▶ _Exercise brief_:
Take the entries below and print all of them exactly, please.

▶ _Supplied material_:
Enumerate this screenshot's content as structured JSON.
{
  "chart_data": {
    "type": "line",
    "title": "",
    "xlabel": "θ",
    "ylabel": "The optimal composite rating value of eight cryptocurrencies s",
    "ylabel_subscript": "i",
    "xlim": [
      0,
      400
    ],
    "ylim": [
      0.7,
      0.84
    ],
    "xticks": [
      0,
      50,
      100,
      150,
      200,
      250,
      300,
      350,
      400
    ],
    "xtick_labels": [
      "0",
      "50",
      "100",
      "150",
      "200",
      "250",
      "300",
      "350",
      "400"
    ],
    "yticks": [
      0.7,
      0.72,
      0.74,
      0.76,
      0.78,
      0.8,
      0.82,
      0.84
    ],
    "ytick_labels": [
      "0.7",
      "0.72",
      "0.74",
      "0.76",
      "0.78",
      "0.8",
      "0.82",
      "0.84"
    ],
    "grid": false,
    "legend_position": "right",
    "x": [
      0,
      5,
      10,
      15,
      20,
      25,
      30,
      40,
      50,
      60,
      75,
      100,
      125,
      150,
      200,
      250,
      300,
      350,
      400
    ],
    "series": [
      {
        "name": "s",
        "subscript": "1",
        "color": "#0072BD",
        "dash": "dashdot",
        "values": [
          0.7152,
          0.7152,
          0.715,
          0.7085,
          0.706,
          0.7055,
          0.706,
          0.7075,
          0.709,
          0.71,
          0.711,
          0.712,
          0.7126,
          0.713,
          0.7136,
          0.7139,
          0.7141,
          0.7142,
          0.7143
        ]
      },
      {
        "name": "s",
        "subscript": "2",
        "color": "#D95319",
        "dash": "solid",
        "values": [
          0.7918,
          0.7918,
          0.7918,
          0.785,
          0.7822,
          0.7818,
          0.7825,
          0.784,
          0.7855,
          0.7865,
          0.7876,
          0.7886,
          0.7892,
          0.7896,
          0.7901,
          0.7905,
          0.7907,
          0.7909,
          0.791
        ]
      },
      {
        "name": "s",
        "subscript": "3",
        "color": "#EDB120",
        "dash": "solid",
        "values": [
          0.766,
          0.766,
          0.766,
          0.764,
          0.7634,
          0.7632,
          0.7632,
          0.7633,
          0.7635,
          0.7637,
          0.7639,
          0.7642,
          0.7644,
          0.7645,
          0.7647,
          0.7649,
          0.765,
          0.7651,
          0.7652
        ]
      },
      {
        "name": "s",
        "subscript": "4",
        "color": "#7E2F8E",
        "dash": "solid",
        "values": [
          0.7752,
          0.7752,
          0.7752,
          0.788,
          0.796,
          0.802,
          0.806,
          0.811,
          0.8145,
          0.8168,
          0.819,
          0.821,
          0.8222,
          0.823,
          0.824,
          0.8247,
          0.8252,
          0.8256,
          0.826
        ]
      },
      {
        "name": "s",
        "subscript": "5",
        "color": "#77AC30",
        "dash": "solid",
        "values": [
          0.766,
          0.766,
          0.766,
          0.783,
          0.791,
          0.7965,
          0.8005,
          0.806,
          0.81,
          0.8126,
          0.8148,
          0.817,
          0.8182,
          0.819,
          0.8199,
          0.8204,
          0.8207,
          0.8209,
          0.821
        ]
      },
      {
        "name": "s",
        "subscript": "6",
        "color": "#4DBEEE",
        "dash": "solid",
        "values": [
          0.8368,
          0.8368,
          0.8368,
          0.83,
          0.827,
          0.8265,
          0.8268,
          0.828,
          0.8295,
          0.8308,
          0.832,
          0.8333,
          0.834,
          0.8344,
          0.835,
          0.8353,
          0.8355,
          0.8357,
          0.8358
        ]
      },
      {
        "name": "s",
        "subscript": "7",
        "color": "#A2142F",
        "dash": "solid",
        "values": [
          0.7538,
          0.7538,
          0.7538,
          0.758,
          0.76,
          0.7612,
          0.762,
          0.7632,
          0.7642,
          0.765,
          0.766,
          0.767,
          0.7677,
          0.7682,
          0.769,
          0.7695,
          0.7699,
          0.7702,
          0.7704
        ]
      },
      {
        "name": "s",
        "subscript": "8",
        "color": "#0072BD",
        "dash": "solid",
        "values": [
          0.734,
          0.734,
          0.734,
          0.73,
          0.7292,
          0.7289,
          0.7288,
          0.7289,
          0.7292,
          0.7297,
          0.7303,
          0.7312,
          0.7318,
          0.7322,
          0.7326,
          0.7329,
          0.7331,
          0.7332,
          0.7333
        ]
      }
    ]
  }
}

▶ _The reply_:
Enumerate this screenshot's content as structured JSON.
{
  "chart_data": {
    "type": "line",
    "title": "",
    "xlabel": "θ",
    "ylabel": "The optimal composite rating value of eight cryptocurrencies s",
    "ylabel_subscript": "i",
    "xlim": [
      0,
      400
    ],
    "ylim": [
      0.7,
      0.84
    ],
    "xticks": [
      0,
      50,
      100,
      150,
      200,
      250,
      300,
      350,
      400
    ],
    "xtick_labels": [
      "0",
      "50",
      "100",
      "150",
      "200",
      "250",
      "300",
      "350",
      "400"
    ],
    "yticks": [
      0.7,
      0.72,
      0.74,
      0.76,
      0.78,
      0.8,
      0.82,
      0.84
    ],
    "ytick_labels": [
      "0.7",
      "0.72",
      "0.74",
      "0.76",
      "0.78",
      "0.8",
      "0.82",
      "0.84"
    ],
    "grid": false,
    "legend_position": "right",
    "x": [
      0,
      5,
      10,
      15,
      20,
      25,
      30,
      40,
      50,
      60,
      75,
      100,
      125,
      150,
      200,
      250,
      300,
      350,
      400
    ],
    "series": [
      {
        "name": "s",
        "subscript": "1",
        "color": "#0072BD",
        "dash": "dashdot",
        "values": [
          0.7152,
          0.7152,
          0.715,
          0.7085,
          0.706,
          0.7055,
          0.706,
          0.7075,
          0.709,
          0.71,
          0.711,
          0.712,
          0.7126,
          0.713,
          0.7136,
          0.7139,
          0.7141,
          0.7142,
          0.7143
        ]
      },
      {
        "name": "s",
        "subscript": "2",
        "color": "#D95319",
        "dash": "solid",
        "values": [
          0.7918,
          0.7918,
          0.7918,
          0.785,
          0.7822,
          0.7818,
          0.7825,
          0.784,
          0.7855,
          0.7865,
          0.7876,
          0.7886,
          0.7892,
          0.7896,
          0.7901,
          0.7905,
          0.7907,
          0.7909,
          0.791
        ]
      },
      {
        "name": "s",
        "subscript": "3",
        "color": "#EDB120",
        "dash": "solid",
        "values": [
          0.766,
          0.766,
          0.766,
          0.764,
          0.7634,
          0.7632,
          0.7632,
          0.7633,
          0.7635,
          0.7637,
          0.7639,
          0.7642,
          0.7644,
          0.7645,
          0.7647,
          0.7649,
          0.765,
          0.7651,
          0.7652
        ]
      },
      {
        "name": "s",
        "subscript": "4",
        "color": "#7E2F8E",
        "dash": "solid",
        "values": [
          0.7752,
          0.7752,
          0.7752,
          0.788,
          0.796,
          0.802,
          0.806,
          0.811,
          0.8145,
          0.8168,
          0.819,
          0.821,
          0.8222,
          0.823,
          0.824,
          0.8247,
          0.8252,
          0.8256,
          0.826
        ]
      },
      {
        "name": "s",
        "subscript": "5",
        "color": "#77AC30",
        "dash": "solid",
        "values": [
          0.766,
          0.766,
          0.766,
          0.783,
          0.791,
          0.7965,
          0.8005,
          0.806,
          0.81,
          0.8126,
          0.8148,
          0.817,
          0.8182,
          0.819,
          0.8199,
          0.8204,
          0.8207,
          0.8209,
          0.821
        ]
      },
      {
        "name": "s",
        "subscript": "6",
        "color": "#4DBEEE",
        "dash": "solid",
        "values": [
          0.8368,
          0.8368,
          0.8368,
          0.83,
          0.827,
          0.8265,
          0.8268,
          0.828,
          0.8295,
          0.8308,
          0.832,
          0.8333,
          0.834,
          0.8344,
          0.835,
          0.8353,
          0.8355,
          0.8357,
          0.8358
        ]
      },
      {
        "name": "s",
        "subscript": "7",
        "color": "#A2142F",
        "dash": "solid",
        "values": [
          0.7538,
          0.7538,
          0.7538,
          0.758,
          0.76,
          0.7612,
          0.762,
          0.7632,
          0.7642,
          0.765,
          0.766,
          0.767,
          0.7677,
          0.7682,
          0.769,
          0.7695,
          0.7699,
          0.7702,
          0.7704
        ]
      },
      {
        "name": "s",
        "subscript": "8",
        "color": "#0072BD",
        "dash": "solid",
        "values": [
          0.734,
          0.734,
          0.734,
          0.73,
          0.7292,
          0.7289,
          0.7288,
          0.7289,
          0.7292,
          0.7297,
          0.7303,
          0.7312,
          0.7318,
          0.7322,
          0.7326,
          0.7329,
          0.7331,
          0.7332,
          0.7333
        ]
      }
    ]
  }
}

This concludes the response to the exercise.